EXERCISE:
Below, render the rows starting at the one containing "nutrient-nrv: 2% [263,1085,286,1101]" and ending at the one containing "header-item: 项目 [60,772,87,787]" as a Markdown table with the columns Seq and Entry. Number each row in Seq, put its text in Entry, and omit blank lines.

RECORDS SUPPLIED:
──────────
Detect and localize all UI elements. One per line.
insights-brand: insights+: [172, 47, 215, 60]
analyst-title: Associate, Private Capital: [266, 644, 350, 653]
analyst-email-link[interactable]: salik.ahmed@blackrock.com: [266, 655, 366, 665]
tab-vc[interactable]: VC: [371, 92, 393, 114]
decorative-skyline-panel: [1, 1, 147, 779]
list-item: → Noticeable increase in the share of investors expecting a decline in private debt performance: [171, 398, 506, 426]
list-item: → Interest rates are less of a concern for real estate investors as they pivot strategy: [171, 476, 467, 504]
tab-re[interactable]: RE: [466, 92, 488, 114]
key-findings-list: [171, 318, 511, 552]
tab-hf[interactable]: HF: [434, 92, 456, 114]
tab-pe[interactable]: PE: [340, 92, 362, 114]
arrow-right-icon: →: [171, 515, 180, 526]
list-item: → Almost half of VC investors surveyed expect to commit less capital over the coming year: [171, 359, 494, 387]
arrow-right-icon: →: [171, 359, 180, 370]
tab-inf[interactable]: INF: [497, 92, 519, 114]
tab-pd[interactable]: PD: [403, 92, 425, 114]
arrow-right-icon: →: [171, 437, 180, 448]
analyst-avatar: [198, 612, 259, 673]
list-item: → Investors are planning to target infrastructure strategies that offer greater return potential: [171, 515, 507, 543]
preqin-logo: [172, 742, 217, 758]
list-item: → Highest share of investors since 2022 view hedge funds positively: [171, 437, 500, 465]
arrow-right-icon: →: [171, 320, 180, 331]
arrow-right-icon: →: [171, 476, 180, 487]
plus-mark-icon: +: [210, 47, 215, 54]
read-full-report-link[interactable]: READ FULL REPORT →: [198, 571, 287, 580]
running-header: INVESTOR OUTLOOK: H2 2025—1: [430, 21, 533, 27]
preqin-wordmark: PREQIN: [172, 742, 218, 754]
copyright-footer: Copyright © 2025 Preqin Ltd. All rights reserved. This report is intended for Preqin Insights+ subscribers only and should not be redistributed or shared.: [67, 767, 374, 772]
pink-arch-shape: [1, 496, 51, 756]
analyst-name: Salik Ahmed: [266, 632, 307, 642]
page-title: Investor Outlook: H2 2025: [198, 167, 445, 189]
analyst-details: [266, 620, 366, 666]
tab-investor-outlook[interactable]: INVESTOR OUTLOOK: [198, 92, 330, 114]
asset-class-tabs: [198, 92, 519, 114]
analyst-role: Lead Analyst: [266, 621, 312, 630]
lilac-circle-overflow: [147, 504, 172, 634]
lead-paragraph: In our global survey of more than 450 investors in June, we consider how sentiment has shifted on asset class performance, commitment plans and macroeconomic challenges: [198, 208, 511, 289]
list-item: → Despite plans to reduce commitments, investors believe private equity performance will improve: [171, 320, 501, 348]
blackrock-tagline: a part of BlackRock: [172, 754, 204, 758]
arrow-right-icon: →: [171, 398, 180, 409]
──────────
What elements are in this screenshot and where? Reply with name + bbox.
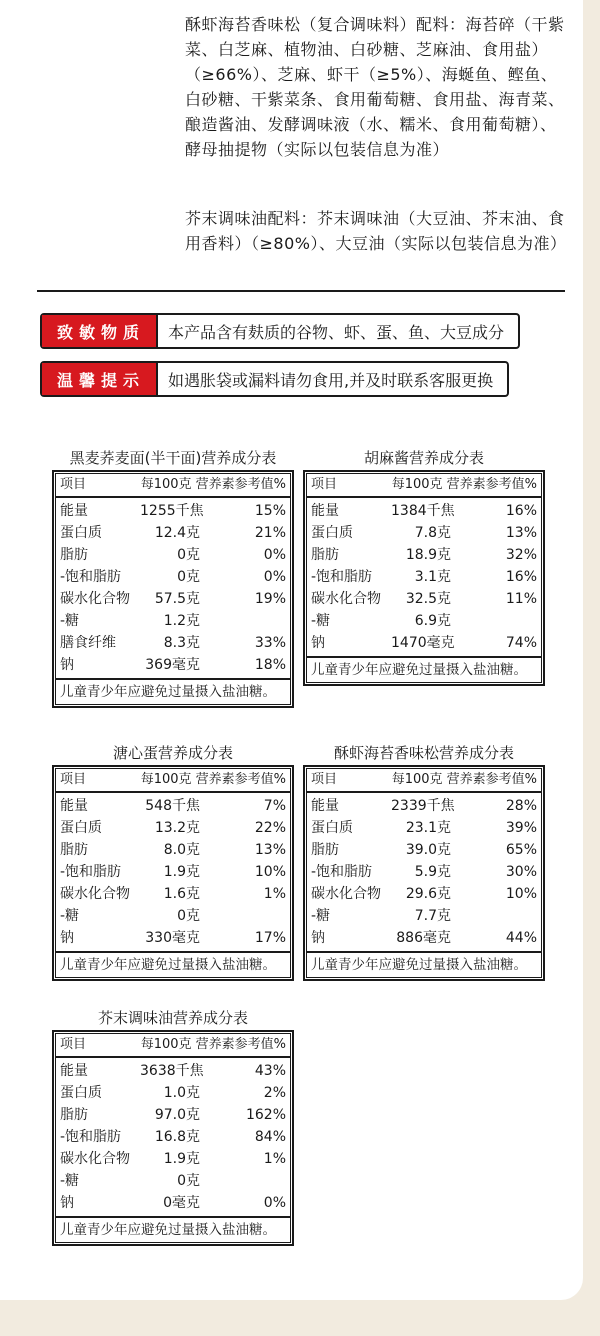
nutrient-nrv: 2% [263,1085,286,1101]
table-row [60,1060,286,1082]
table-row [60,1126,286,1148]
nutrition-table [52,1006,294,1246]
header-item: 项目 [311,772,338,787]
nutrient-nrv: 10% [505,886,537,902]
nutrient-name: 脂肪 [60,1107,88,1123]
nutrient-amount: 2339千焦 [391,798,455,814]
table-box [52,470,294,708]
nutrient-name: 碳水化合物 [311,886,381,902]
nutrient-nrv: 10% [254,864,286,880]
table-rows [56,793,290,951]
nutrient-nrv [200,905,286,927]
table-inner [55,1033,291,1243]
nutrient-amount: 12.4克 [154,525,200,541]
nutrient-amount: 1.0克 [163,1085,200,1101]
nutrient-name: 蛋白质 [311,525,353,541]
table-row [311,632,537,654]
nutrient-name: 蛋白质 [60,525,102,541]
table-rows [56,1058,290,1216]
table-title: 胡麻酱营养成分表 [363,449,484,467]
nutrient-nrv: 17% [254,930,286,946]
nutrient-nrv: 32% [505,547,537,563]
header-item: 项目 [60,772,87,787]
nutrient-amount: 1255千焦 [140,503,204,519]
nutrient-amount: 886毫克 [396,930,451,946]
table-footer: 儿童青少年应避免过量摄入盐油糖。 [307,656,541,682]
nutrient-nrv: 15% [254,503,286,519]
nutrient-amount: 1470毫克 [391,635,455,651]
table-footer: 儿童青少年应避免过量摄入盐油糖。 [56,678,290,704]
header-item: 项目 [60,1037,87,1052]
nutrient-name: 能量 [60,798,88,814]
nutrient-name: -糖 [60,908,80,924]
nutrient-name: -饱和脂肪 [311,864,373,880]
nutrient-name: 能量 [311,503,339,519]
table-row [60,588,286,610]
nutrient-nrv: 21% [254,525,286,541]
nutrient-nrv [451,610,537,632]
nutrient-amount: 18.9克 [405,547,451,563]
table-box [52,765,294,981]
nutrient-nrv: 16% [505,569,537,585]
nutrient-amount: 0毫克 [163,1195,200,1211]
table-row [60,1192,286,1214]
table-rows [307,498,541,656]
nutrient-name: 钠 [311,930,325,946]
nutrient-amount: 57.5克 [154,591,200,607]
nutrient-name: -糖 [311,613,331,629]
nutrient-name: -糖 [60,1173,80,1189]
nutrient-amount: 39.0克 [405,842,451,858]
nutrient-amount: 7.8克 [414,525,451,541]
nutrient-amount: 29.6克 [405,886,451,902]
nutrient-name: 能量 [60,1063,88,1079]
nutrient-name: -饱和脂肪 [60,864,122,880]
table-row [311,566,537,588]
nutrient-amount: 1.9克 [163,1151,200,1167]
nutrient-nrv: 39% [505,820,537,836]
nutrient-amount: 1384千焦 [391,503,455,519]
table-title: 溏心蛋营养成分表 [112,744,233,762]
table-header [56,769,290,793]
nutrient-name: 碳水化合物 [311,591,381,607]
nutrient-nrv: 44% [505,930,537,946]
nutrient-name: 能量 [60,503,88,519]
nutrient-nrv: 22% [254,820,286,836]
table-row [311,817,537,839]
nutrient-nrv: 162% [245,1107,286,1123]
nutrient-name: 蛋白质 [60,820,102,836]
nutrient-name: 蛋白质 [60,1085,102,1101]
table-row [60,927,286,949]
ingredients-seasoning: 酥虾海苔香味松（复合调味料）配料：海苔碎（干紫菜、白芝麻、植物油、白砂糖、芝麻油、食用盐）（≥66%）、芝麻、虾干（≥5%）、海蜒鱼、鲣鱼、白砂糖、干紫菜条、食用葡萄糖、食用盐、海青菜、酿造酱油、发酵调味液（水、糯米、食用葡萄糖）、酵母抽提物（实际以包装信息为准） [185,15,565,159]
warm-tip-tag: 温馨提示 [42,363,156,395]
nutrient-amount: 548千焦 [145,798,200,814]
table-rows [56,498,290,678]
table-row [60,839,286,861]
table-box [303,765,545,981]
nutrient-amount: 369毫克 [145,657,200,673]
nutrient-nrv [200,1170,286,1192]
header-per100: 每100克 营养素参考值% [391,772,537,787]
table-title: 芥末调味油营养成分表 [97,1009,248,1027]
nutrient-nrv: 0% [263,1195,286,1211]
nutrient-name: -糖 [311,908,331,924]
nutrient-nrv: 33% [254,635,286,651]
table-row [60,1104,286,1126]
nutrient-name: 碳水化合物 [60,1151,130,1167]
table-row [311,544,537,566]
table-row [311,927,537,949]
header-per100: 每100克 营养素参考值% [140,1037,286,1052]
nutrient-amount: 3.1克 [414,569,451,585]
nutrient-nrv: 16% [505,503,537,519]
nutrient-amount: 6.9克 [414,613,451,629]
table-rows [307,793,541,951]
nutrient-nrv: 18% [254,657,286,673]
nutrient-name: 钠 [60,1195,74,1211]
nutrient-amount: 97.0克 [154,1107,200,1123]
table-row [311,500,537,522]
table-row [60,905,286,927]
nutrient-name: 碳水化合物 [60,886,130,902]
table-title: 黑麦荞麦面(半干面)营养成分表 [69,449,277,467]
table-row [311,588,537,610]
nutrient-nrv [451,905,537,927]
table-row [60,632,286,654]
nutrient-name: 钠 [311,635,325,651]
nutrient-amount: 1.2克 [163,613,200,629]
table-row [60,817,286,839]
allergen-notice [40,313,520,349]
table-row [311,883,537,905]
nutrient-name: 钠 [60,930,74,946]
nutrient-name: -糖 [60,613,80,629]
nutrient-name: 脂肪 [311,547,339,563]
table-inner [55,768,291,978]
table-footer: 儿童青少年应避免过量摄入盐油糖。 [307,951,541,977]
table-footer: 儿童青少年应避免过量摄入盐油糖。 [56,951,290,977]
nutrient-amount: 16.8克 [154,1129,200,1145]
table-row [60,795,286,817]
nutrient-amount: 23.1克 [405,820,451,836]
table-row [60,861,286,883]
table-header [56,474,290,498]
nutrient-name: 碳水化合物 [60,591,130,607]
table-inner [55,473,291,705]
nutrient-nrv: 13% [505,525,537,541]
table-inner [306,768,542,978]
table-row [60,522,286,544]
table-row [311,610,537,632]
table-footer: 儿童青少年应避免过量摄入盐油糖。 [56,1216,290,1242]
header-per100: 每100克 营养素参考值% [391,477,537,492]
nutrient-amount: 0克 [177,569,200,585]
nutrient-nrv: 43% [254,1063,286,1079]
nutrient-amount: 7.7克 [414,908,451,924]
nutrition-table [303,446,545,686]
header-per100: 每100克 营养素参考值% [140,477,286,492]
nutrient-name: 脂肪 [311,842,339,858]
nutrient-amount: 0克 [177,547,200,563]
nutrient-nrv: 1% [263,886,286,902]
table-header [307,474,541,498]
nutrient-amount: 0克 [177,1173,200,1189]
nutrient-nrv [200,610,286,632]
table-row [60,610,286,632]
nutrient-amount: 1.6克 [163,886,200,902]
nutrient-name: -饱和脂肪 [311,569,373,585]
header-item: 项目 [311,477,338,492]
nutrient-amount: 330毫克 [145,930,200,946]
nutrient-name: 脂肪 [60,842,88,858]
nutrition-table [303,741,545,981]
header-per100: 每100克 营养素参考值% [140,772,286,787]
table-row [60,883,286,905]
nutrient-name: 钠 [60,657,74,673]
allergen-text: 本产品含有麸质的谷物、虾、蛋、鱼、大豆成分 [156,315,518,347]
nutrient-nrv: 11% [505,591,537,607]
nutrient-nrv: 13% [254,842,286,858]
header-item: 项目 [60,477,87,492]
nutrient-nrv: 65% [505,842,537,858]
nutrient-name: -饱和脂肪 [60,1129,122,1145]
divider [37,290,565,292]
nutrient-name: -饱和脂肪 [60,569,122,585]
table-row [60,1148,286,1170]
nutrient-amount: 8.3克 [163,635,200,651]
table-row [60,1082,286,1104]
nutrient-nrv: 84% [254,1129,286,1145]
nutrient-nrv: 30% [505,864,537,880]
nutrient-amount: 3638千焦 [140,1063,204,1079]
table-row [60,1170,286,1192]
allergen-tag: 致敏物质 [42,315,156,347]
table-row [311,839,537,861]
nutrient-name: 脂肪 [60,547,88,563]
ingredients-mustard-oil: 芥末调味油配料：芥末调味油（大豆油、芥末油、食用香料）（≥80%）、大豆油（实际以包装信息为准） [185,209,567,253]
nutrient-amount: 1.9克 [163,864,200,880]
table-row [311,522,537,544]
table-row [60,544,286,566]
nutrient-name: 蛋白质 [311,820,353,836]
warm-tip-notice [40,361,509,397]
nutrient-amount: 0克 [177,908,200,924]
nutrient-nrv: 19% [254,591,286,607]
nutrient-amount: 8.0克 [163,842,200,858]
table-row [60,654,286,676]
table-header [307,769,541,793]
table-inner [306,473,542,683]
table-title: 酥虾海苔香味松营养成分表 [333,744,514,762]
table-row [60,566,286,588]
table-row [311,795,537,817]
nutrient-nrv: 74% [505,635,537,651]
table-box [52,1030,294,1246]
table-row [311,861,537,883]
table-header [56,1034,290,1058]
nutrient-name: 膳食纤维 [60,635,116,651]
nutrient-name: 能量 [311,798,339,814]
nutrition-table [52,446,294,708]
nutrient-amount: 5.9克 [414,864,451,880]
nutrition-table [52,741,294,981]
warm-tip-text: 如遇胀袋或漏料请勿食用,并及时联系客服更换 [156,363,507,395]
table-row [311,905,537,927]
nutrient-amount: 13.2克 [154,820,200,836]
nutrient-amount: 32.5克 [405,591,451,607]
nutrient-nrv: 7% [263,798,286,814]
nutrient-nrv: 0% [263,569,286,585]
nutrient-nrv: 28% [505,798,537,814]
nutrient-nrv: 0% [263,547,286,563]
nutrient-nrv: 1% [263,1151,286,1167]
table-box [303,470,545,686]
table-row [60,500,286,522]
──────────
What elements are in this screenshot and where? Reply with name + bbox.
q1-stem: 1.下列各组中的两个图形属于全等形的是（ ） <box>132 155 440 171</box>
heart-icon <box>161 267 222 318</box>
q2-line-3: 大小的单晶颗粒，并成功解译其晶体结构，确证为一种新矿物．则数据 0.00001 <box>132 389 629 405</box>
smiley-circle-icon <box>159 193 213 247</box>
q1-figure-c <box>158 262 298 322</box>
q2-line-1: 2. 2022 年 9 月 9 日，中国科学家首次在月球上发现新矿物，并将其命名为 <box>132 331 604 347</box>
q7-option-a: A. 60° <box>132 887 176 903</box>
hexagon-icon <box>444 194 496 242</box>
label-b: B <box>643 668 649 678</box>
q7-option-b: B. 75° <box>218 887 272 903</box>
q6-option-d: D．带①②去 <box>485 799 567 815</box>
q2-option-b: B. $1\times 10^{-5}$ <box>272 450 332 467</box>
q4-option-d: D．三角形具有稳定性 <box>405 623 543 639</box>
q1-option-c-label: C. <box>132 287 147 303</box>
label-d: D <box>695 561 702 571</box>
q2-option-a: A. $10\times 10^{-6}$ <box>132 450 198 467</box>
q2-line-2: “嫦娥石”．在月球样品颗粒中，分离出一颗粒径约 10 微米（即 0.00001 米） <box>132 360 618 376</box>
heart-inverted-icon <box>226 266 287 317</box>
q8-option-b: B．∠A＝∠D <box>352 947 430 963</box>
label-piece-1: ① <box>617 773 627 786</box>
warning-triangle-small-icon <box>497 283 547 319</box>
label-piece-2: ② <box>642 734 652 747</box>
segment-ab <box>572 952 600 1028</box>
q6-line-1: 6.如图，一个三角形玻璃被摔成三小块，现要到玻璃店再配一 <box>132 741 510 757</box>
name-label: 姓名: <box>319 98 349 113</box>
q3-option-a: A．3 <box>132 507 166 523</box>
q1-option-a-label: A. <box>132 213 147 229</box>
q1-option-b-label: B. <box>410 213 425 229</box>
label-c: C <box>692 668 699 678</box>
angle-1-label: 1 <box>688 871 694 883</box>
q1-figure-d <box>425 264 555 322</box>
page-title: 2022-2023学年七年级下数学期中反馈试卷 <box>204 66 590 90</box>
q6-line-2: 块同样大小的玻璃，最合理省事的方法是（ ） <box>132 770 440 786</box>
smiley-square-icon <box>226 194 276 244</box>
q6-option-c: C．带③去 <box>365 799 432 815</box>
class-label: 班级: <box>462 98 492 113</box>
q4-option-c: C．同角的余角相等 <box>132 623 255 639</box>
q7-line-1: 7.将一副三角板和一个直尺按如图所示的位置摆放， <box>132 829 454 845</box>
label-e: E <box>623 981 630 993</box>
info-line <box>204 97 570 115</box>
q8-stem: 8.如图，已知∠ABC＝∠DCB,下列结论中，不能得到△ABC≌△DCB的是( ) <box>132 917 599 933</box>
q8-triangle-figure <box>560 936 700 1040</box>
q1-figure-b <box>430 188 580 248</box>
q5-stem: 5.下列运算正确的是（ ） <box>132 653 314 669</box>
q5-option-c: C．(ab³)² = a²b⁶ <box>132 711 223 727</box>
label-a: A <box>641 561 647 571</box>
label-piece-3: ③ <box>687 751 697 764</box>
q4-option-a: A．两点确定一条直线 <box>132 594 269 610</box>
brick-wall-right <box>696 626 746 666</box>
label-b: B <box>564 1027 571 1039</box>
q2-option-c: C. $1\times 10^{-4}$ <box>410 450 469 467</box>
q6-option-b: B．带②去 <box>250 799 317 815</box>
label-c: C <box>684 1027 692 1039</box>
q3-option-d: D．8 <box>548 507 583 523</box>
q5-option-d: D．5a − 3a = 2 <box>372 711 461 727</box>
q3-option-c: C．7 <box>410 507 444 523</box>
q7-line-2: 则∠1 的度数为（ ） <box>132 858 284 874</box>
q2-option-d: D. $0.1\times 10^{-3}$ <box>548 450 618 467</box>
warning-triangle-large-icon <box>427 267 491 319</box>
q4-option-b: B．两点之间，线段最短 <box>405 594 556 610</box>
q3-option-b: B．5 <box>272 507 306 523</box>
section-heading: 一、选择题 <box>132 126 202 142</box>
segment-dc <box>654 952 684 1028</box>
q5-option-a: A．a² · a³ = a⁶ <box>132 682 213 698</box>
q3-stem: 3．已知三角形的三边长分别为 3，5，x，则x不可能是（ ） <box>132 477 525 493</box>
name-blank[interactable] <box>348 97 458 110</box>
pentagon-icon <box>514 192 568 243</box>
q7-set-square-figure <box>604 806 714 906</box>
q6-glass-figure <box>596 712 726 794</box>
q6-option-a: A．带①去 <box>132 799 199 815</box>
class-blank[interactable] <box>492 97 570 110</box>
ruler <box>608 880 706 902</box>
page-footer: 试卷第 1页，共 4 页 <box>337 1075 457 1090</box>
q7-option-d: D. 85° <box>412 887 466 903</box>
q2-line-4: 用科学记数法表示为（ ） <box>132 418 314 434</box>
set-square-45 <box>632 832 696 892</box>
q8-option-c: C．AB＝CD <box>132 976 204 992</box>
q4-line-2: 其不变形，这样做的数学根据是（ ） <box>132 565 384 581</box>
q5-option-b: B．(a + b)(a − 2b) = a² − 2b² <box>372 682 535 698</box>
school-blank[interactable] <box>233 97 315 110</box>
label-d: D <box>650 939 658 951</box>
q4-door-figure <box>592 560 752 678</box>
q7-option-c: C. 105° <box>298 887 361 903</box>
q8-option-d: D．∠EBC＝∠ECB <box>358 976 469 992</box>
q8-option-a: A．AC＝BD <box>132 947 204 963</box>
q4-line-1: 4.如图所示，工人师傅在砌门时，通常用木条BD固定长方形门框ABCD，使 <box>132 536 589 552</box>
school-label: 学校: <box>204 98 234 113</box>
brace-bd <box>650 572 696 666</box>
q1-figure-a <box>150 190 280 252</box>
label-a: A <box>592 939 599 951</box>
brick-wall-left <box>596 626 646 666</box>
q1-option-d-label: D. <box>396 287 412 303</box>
──────────
WRITTEN ANSWER:
| Seq | Entry |
|---|---|
| 1 | nutrient-nrv: 2% [263,1085,286,1101] |
| 2 | table-row [60,1060,286,1082] |
| 3 | table-row [60,1126,286,1148] |
| 4 | nutrition-table [52,1006,294,1246] |
| 5 | header-item: 项目 [311,772,338,787] |
| 6 | nutrient-nrv: 10% [505,886,537,902] |
| 7 | nutrient-name: 脂肪 [60,1107,88,1123] |
| 8 | nutrient-amount: 2339千焦 [391,798,455,814] |
| 9 | table-box [52,470,294,708] |
| 10 | nutrient-name: 碳水化合物 [311,886,381,902] |
| 11 | nutrient-nrv: 10% [254,864,286,880] |
| 12 | table-rows [56,793,290,951] |
| 13 | nutrient-nrv [200,905,286,927] |
| 14 | table-inner [55,1033,291,1243] |
| 15 | nutrient-amount: 12.4克 [154,525,200,541] |
| 16 | nutrient-amount: 1.0克 [163,1085,200,1101] |
| 17 | nutrient-name: 蛋白质 [311,525,353,541] |
| 18 | table-row [311,632,537,654] |
| 19 | nutrient-name: 蛋白质 [60,525,102,541] |
| 20 | table-rows [56,1058,290,1216] |
| 21 | table-title: 胡麻酱营养成分表 [363,449,484,467] |
| 22 | nutrient-nrv: 17% [254,930,286,946] |
| 23 | nutrient-nrv: 32% [505,547,537,563] |
| 24 | header-item: 项目 [60,772,87,787] |